--- Information given ---
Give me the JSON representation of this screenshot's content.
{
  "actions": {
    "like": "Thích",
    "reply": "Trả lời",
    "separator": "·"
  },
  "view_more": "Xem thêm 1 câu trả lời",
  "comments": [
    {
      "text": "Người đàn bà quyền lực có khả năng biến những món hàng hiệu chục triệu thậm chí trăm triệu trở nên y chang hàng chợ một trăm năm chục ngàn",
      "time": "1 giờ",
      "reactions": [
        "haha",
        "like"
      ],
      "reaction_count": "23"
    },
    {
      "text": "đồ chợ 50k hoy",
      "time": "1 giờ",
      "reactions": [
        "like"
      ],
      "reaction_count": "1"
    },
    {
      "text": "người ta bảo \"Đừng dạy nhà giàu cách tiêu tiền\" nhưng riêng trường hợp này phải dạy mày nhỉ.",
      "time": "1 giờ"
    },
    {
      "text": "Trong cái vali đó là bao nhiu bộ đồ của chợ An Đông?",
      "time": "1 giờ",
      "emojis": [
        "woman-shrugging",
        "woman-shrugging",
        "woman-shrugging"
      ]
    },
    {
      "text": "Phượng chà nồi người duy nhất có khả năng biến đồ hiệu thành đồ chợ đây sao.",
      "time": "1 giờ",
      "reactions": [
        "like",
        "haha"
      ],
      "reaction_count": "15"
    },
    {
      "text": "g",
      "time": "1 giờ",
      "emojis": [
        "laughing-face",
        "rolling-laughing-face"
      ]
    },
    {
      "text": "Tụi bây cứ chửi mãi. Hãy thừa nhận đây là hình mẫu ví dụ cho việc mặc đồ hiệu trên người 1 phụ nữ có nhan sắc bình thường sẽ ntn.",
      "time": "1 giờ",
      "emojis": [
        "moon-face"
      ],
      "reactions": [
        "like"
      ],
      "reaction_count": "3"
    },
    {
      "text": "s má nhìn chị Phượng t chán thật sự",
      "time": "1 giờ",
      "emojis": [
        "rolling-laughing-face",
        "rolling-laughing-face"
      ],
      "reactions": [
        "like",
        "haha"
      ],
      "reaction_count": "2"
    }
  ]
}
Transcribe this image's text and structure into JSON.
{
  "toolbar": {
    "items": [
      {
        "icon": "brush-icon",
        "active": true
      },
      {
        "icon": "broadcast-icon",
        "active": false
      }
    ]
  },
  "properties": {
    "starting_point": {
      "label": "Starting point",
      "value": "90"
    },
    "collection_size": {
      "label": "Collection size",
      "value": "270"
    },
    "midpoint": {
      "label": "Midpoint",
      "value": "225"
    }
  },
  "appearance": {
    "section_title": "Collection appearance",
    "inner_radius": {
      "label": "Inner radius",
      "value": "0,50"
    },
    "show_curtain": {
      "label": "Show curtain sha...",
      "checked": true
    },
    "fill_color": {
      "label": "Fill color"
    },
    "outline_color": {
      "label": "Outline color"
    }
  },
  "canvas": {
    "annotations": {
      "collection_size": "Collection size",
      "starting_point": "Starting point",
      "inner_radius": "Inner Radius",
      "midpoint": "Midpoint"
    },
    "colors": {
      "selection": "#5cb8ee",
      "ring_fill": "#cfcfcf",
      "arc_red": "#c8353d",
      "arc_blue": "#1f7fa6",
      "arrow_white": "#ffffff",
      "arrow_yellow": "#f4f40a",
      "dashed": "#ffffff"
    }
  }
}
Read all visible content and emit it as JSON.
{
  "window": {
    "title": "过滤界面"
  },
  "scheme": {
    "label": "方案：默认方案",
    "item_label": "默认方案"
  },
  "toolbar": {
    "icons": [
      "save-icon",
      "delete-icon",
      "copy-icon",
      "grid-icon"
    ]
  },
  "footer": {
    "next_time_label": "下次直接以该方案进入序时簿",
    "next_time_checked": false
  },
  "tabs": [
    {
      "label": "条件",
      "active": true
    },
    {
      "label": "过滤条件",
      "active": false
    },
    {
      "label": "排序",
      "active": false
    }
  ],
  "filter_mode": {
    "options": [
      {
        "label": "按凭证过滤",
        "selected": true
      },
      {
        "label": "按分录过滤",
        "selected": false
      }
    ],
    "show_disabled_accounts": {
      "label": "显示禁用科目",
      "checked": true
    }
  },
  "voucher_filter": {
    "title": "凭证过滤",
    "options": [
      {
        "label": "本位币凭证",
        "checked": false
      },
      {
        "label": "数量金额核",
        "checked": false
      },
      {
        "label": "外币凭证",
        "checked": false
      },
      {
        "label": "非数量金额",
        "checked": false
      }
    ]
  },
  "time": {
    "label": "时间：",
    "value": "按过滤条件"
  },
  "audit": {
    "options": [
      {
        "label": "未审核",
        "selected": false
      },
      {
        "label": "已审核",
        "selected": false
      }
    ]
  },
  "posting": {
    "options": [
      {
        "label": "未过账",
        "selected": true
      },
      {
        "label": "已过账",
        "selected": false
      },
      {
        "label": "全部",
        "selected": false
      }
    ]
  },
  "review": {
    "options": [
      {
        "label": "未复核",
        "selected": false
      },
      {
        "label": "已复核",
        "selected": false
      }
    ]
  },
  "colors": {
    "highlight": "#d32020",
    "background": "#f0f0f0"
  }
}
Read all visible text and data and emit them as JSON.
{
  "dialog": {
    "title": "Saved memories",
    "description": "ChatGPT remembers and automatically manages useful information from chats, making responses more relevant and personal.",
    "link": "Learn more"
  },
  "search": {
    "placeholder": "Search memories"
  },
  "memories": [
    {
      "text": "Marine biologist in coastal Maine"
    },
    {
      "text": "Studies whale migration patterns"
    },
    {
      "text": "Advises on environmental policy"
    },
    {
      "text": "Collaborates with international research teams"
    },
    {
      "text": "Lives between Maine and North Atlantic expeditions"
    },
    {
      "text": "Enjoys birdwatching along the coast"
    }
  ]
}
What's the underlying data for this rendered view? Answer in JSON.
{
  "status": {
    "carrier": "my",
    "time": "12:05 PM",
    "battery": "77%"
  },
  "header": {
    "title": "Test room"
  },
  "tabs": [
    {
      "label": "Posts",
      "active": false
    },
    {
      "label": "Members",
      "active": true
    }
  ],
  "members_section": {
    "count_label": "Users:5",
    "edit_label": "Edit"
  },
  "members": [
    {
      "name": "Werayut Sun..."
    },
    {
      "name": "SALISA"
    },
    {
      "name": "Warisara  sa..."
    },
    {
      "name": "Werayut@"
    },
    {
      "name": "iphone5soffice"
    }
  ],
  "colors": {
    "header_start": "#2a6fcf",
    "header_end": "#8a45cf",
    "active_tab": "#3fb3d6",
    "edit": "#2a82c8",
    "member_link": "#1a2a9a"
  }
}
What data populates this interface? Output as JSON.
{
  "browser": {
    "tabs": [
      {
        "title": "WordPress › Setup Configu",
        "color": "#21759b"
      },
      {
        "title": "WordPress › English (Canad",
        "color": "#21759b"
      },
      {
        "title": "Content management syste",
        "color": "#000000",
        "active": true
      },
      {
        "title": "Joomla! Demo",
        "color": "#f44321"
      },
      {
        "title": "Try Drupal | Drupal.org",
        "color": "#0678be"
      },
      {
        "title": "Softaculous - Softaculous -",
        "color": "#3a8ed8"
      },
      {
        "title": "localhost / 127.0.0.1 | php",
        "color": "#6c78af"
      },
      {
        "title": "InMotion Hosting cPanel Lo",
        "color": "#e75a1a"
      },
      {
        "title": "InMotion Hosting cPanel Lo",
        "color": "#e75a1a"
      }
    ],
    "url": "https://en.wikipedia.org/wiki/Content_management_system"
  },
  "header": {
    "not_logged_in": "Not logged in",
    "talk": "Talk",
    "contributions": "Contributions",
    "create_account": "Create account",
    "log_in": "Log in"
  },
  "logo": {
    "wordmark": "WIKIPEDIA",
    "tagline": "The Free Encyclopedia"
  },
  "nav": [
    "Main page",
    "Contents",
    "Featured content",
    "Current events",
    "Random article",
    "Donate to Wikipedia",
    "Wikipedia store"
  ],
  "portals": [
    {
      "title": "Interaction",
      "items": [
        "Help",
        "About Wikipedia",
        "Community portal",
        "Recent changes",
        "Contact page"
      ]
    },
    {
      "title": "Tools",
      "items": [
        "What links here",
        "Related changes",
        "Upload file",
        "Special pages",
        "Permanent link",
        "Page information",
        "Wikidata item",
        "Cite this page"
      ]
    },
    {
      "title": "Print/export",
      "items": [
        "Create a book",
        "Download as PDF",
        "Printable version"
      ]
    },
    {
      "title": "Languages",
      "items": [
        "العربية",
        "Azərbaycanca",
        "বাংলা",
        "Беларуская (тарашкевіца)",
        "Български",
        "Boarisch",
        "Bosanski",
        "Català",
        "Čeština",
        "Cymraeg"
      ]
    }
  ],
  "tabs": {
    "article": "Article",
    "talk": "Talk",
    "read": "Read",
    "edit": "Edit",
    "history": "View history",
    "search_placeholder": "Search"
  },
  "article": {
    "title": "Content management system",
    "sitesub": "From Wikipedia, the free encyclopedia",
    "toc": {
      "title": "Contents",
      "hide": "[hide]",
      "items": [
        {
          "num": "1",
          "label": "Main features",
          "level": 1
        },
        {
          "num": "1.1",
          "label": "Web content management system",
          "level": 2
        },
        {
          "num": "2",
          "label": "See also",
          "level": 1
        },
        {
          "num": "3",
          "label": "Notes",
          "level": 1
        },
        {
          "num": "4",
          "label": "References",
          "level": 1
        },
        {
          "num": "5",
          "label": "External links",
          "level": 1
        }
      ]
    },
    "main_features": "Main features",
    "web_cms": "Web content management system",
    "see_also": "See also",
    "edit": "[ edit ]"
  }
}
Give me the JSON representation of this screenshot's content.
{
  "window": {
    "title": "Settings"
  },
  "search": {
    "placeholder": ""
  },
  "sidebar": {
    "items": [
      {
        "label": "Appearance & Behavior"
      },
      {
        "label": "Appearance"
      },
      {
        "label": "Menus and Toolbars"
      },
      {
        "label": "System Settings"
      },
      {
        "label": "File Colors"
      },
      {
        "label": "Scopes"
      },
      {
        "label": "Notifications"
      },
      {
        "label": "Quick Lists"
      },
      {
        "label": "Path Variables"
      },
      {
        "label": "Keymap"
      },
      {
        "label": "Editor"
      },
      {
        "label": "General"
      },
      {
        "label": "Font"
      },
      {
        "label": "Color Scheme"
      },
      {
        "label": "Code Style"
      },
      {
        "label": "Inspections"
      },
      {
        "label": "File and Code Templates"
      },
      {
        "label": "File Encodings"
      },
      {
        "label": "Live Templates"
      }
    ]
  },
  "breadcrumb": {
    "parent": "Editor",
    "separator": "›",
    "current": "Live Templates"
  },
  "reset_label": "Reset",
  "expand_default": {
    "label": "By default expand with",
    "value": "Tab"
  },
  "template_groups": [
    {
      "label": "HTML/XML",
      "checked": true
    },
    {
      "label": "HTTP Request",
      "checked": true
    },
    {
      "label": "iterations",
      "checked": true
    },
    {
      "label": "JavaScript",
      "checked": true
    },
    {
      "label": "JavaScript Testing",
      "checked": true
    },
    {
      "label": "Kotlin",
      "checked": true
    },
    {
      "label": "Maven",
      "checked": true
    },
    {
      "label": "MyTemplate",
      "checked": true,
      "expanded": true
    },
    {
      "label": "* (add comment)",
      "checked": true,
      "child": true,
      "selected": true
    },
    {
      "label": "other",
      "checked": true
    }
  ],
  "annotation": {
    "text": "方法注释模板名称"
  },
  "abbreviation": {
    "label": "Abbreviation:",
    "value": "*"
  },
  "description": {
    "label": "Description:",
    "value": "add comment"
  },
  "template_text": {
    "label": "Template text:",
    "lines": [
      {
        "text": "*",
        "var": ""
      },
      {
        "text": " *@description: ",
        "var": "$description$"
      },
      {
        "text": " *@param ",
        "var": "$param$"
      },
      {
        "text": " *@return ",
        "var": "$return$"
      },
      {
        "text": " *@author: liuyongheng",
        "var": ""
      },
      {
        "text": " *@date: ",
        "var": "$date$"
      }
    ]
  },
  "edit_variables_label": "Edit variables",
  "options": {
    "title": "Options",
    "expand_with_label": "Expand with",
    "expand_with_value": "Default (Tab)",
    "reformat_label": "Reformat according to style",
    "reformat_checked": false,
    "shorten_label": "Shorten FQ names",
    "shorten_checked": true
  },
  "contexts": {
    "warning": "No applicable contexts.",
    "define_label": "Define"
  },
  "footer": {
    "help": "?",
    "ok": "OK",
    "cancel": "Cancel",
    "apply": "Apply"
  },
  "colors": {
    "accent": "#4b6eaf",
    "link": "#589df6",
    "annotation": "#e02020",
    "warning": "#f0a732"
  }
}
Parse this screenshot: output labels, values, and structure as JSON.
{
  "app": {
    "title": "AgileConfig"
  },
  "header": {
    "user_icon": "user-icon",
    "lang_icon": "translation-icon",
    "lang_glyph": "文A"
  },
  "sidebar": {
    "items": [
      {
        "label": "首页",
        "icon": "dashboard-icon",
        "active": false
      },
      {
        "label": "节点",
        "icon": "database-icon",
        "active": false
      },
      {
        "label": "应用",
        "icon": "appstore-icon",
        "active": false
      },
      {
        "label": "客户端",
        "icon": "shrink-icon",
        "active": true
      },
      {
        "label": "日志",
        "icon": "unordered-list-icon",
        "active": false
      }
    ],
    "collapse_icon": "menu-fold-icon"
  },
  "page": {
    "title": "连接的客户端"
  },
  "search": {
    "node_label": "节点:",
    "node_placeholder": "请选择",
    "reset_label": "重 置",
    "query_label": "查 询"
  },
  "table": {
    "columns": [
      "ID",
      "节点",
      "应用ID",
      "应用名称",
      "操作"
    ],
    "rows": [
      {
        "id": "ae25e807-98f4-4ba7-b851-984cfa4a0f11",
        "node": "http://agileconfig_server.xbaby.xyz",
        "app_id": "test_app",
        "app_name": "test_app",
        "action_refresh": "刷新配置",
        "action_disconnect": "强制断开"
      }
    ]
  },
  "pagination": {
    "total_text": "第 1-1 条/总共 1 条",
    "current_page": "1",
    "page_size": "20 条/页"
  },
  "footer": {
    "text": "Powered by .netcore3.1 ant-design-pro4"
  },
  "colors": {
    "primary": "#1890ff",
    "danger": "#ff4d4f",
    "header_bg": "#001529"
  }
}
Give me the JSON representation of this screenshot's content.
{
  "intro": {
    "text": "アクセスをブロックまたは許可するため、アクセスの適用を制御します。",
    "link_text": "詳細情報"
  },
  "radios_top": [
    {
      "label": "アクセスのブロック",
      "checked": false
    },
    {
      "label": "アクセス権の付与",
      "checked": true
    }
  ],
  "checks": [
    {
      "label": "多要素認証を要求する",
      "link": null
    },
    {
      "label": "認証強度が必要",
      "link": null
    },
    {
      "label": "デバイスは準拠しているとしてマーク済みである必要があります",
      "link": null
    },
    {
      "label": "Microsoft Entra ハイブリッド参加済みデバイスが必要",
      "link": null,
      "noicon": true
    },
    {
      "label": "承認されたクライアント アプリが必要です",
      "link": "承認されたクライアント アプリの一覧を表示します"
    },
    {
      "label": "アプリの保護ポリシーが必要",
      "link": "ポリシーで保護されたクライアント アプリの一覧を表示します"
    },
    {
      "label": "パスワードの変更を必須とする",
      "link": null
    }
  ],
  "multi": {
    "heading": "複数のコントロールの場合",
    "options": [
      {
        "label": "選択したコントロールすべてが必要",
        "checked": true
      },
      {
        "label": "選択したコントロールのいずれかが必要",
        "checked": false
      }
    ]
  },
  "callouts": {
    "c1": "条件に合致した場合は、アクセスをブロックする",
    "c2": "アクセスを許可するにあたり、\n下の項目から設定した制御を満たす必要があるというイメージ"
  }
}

--- Exercise ---
From the data above, copy each line that has the string "contexts".

--- Answer to this problem ---
  "contexts": {
    "warning": "No applicable contexts.",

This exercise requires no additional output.